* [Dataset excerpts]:
....
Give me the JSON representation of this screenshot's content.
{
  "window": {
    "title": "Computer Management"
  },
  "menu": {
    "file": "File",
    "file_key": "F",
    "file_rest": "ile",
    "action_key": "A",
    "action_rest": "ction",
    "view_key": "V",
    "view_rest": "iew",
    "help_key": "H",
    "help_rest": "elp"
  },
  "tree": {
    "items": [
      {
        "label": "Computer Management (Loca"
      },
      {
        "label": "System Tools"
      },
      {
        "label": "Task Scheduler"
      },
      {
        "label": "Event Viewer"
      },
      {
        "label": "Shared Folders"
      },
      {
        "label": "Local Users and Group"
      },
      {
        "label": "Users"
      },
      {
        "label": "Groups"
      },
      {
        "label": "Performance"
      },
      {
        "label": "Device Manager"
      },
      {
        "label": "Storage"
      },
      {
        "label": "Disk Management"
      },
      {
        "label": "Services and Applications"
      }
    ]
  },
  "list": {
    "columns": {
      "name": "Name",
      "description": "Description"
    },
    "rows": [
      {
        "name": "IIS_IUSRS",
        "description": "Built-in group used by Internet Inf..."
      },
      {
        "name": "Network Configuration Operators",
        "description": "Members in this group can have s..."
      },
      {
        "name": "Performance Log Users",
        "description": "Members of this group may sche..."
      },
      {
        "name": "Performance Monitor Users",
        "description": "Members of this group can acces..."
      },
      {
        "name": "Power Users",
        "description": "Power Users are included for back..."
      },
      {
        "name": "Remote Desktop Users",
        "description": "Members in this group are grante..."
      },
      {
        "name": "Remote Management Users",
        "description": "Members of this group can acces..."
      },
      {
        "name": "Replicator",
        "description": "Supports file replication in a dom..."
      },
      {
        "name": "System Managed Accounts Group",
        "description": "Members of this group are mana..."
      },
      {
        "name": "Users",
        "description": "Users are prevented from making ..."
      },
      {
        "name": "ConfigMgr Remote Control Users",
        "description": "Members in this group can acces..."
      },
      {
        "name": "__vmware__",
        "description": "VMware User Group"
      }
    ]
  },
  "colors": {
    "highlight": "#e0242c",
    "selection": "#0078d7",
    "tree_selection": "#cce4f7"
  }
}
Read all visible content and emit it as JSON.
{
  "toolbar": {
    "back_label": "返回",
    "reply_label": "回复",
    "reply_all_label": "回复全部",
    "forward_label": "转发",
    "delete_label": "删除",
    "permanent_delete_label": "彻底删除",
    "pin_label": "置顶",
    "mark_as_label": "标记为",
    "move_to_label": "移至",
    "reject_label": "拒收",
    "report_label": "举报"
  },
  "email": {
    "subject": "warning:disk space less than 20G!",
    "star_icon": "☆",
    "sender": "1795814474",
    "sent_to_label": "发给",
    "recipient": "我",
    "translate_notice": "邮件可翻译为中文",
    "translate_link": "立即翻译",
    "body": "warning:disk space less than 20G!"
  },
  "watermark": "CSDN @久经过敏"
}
....
Lines that hold the word "Management" are the ones to return, every one of them.

    "title": "Computer Management"
        "label": "Computer Management (Loca"
        "label": "Disk Management"
        "name": "Remote Management Users",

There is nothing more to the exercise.